» WHAT THIS TASK INVOLVES
Scan the data beneath this task and copy each line that includes "expenditures".

» DATA LISTING
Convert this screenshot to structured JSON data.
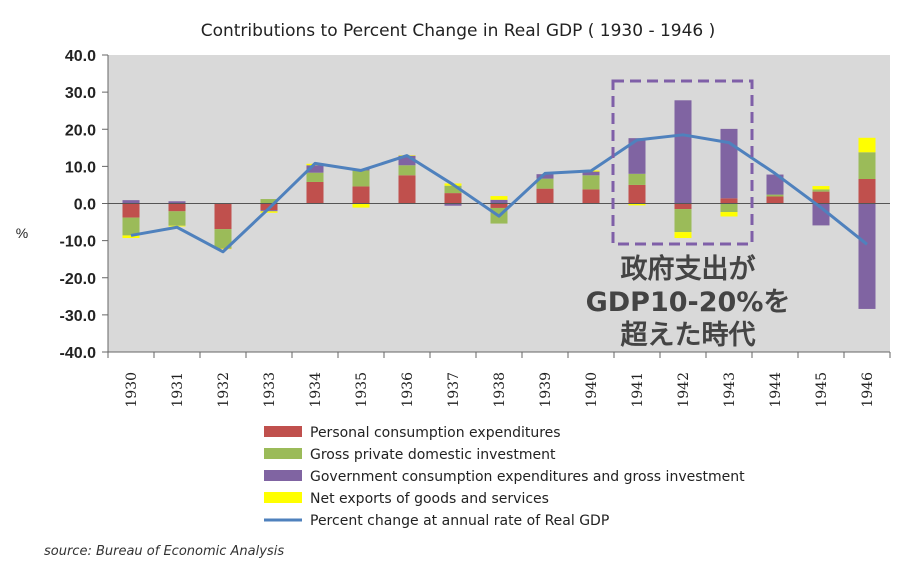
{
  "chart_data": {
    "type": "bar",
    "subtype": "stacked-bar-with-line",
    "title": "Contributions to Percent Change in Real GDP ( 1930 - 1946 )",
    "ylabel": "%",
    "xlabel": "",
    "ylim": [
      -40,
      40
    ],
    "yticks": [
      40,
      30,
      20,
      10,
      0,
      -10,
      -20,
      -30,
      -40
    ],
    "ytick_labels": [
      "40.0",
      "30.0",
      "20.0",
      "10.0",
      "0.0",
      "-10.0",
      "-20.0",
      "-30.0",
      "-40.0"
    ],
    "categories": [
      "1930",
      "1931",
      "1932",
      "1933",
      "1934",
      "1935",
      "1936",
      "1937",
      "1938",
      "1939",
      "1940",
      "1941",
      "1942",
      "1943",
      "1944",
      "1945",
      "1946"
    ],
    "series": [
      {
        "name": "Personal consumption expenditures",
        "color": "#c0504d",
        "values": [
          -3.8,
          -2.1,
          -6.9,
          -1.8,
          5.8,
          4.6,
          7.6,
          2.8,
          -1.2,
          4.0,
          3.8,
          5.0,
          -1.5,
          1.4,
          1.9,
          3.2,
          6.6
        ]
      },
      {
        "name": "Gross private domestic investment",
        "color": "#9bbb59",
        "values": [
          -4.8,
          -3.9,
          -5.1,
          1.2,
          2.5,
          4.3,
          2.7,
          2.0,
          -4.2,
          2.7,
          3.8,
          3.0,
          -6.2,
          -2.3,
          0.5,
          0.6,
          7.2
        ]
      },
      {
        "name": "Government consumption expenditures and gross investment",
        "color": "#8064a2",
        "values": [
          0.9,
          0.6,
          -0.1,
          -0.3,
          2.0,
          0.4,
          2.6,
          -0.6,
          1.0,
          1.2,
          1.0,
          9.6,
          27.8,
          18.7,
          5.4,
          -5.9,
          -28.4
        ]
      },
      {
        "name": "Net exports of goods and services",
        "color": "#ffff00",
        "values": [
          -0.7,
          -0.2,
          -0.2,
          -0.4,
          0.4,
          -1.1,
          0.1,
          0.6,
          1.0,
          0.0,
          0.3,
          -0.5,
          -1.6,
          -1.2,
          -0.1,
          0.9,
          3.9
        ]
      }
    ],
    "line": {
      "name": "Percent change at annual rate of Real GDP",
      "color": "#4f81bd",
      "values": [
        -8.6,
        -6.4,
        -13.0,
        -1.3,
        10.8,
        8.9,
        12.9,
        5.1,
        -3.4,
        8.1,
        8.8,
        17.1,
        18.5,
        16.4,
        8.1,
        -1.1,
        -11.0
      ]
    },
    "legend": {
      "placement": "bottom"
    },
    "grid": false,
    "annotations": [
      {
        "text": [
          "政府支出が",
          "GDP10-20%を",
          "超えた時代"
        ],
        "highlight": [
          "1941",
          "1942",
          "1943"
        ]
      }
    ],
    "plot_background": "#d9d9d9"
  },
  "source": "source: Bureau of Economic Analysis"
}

» EXERCISE ANSWER
        "name": "Personal consumption expenditures",
        "name": "Government consumption expenditures and gross investment",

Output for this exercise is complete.